* _OBJECTIVE_
Find the word "JSON" in the data. Return every line where it appears.

* _TASK DATA_
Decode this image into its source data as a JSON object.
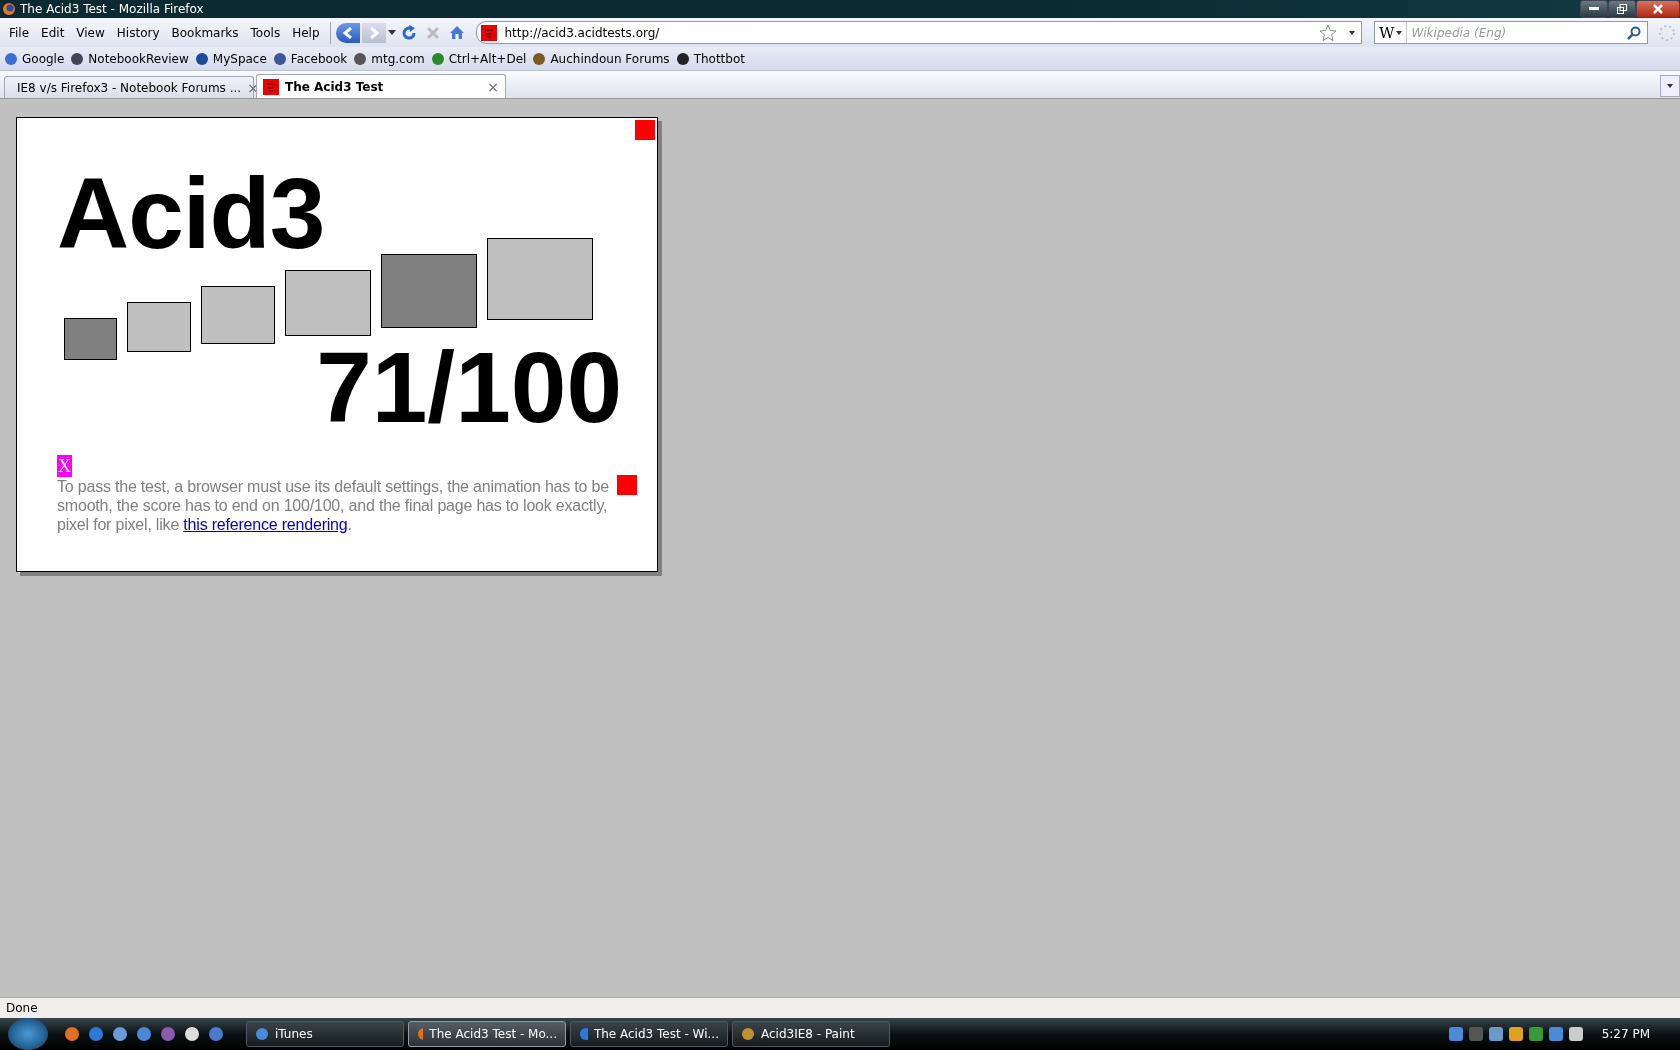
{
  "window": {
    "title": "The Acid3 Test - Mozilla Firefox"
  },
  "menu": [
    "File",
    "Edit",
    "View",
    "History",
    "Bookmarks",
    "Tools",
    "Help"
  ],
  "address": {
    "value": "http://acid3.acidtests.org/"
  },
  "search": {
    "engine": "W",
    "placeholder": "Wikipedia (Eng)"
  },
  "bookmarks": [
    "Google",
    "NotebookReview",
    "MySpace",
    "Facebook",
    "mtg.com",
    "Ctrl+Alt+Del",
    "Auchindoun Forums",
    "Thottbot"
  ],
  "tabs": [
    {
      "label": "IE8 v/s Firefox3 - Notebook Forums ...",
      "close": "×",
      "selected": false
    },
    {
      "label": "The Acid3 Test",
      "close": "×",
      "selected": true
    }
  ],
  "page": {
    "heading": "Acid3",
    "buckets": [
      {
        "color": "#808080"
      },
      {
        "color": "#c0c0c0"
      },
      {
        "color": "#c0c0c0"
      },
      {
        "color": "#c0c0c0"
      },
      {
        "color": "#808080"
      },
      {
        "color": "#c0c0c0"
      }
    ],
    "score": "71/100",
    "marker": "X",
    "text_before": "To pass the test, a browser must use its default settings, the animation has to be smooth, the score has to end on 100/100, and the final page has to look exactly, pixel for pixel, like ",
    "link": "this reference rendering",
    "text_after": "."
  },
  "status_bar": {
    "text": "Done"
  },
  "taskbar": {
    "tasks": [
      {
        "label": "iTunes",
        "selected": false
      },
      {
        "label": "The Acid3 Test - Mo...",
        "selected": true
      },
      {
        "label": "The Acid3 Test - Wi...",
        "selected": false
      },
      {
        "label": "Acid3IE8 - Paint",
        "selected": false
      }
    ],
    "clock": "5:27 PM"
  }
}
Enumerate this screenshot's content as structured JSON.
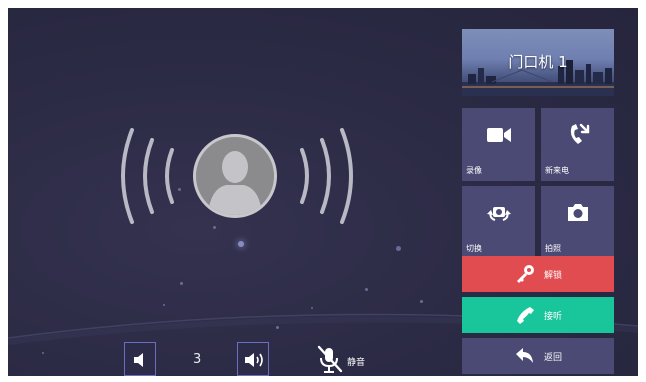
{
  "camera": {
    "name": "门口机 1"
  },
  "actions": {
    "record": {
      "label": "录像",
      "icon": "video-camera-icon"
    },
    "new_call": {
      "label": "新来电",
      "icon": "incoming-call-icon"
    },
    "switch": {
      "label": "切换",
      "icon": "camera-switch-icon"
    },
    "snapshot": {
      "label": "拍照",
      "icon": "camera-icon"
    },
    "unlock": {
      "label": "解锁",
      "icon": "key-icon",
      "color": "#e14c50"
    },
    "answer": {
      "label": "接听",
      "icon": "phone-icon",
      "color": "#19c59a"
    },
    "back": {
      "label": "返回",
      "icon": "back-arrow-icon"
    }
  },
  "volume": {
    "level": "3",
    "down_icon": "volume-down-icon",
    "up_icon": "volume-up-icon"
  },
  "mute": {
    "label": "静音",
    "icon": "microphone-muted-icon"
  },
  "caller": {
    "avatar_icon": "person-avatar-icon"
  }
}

* _ANSWER FOR THE TASK_
Decode this image into its source data as a JSON object.
Enumerate this screenshot's content as structured JSON.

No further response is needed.